§ EXCERPT TO READ
I spent a couple of hours yesterday morning joining a mate as he helped clean out a flat lived in by one of his distant elderly relatives. The old lady in question is suffering from dementia and had been moved out of this top-floor flat in west London to live with family up in Scotland.
As we attacked old beds with saws to make them fit down the stairs, lugged 60's design chairs down four flights, and then shifted it all into a minibus, we realised the reality is we were stripping an apartment of a lifetime's worth of collected possessions. Old hoovers and chairs and pans off to the dump, pictures and books and crockery to the charity shop; it was a pretty sad moment really.
I would hardly have said there was much there that was in anyway unnecessary - it didn't make me suddenly want to streamline my material existence (although, that wouldn't be a bad thing for me to do!). But it did ram home the realisation that at the end of the day all these bits will be left behind. Whether it's being mowed down by a bus in my mid-twenties, signing out at seventy-five, or just being carted out of my home to somewhere, where for a few years, they'll sit me in front of a TV for most of the day and feed me my meals; we will leave this stuff behind us.
Yet it wasn't just furniture being left behind. As we chatted over cups of tea made in very retro china cups there were stories. Stories of a battleaxe of a Christian lady. Stories of the many gatherings in the flat as she opened up her home in loving hospitality. Stories of a woman who loves playing her part in God's body. And as the day went on two things happened: the flat got barer and barer, but also more and more people turned up to help out. Again and again, "Hi I'm a friend from her church" was the opening line. No sermons, no singing, but definitely church in action.

§ TASK 1
In the account of clearing the flat, where had the old lady been moved to live?
§ TASK 2
Please sum up the account of clearing the flat in two sentences.
The records have nothing to do with the account of clearing the flat.

§ LISTED ENTRIES
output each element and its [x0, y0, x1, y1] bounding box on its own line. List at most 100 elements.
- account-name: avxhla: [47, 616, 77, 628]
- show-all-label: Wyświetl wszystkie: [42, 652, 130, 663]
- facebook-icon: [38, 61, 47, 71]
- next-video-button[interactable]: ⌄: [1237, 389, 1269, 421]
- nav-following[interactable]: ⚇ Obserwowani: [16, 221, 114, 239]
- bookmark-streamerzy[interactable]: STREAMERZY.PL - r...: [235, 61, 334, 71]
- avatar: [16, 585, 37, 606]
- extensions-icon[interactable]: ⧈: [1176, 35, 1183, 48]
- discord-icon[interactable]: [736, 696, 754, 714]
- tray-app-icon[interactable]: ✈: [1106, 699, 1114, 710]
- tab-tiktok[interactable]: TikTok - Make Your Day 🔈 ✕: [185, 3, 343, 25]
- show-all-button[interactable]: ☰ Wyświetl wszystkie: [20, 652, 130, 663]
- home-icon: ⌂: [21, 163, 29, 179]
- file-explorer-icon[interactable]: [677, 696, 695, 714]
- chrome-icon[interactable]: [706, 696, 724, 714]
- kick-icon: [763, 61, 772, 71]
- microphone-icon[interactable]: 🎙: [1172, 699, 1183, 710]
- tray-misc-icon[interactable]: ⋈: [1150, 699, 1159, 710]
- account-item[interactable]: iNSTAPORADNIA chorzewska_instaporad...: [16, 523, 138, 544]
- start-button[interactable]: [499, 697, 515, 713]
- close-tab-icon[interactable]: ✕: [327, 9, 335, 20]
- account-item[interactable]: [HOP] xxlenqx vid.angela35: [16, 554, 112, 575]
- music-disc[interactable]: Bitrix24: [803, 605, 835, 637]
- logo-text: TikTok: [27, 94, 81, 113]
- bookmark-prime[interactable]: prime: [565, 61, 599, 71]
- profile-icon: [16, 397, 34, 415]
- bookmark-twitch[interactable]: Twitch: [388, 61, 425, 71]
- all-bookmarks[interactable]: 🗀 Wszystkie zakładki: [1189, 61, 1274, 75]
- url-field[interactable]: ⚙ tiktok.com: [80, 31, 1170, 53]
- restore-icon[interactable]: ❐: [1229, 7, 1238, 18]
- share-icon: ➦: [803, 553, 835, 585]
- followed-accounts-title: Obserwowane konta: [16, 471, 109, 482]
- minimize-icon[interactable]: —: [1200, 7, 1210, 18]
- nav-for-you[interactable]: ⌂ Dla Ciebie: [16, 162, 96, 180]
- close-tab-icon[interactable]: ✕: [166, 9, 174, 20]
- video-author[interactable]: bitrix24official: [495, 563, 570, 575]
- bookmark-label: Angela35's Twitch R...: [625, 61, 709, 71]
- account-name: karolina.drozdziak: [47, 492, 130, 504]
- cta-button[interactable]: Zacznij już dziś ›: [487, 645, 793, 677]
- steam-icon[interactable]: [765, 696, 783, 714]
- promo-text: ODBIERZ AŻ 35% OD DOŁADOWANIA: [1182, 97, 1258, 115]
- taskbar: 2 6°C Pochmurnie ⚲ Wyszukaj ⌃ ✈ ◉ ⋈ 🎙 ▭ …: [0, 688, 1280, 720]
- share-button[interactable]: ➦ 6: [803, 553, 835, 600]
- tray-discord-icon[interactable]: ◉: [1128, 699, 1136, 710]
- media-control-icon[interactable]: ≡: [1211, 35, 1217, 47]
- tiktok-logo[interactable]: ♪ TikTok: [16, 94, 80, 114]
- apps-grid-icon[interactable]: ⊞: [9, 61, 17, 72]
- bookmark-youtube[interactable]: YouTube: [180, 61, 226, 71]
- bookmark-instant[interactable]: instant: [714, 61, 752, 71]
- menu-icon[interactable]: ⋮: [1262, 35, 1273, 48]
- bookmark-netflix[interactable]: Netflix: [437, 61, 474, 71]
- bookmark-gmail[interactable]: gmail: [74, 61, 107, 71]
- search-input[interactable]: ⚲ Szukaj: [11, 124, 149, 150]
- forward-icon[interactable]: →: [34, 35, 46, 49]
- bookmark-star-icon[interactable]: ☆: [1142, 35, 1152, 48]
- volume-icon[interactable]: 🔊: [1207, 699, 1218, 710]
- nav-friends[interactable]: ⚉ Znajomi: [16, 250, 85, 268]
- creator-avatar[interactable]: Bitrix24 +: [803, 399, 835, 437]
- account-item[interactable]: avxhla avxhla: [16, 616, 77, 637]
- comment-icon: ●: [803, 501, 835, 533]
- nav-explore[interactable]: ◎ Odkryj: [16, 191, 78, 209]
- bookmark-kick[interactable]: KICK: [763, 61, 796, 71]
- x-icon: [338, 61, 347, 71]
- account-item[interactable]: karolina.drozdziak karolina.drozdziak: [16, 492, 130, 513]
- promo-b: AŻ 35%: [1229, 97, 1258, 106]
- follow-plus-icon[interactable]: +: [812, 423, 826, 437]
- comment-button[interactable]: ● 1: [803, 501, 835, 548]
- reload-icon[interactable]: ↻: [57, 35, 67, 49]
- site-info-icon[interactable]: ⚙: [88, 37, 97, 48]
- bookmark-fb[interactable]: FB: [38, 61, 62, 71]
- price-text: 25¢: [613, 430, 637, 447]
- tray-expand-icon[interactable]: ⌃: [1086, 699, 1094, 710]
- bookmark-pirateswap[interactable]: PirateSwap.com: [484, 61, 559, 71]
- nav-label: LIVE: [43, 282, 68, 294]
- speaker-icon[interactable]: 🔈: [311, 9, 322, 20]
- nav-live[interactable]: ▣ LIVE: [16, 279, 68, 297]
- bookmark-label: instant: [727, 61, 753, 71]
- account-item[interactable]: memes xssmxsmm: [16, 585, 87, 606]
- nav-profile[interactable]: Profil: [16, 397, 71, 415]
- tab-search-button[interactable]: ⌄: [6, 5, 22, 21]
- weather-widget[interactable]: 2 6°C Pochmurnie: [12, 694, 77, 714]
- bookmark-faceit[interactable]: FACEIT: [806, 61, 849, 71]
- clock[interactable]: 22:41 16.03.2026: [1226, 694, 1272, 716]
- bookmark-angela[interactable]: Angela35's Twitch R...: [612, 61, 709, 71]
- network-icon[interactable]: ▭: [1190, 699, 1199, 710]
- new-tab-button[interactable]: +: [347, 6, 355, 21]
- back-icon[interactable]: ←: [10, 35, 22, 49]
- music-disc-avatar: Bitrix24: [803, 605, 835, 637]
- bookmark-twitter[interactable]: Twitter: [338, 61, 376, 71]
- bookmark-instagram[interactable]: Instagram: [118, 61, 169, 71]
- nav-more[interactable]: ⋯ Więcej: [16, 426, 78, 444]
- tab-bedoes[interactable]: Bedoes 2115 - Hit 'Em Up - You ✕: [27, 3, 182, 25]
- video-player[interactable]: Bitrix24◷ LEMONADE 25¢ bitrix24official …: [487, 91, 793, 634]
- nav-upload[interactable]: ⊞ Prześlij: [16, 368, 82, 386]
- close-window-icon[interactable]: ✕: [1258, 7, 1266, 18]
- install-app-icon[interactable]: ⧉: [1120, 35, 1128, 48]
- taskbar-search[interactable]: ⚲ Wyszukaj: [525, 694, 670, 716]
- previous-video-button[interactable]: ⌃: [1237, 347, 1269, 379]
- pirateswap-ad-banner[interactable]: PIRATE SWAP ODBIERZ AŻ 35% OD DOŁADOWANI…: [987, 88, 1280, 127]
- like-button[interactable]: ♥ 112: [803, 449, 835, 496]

§ ANSWER BOX 1
She had been moved to live with family in Scotland.

§ ANSWER BOX 2
The writer helped a friend clear out the west London flat of his elderly relative, who has dementia and had moved to family in Scotland, and found stripping away a lifetime of possessions sad and a reminder that these things all get left behind. Over tea there were stories of her faith and hospitality, and as the flat grew barer, more and more friends from her church turned up to help.